(Provided records):

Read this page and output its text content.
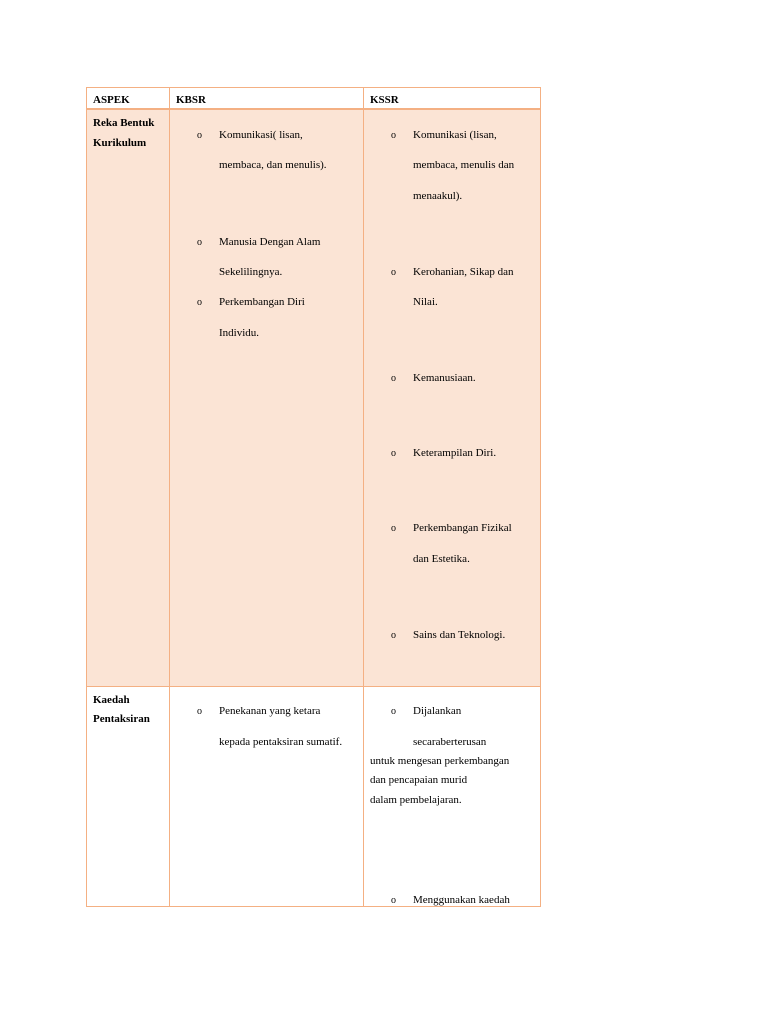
ASPEK	KBSR	KSSR
Reka Bentuk
Kurikulum
o Komunikasi( lisan,
membaca, dan menulis).
o Manusia Dengan Alam
Sekelilingnya.
o Perkembangan Diri
Individu.
o Komunikasi (lisan,
membaca, menulis dan
menaakul).
o Kerohanian, Sikap dan
Nilai.
o Kemanusiaan.
o Keterampilan Diri.
o Perkembangan Fizikal
dan Estetika.
o Sains dan Teknologi.
Kaedah
Pentaksiran
o Penekanan yang ketara
kepada pentaksiran sumatif.
o Dijalankan
secaraberterusan
untuk mengesan perkembangan
dan pencapaian murid
dalam pembelajaran.
o Menggunakan kaedah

(Goal): In the listing, find each line with the string "membaca" and copy it.

(Result for this task):
membaca, dan menulis).
membaca, menulis dan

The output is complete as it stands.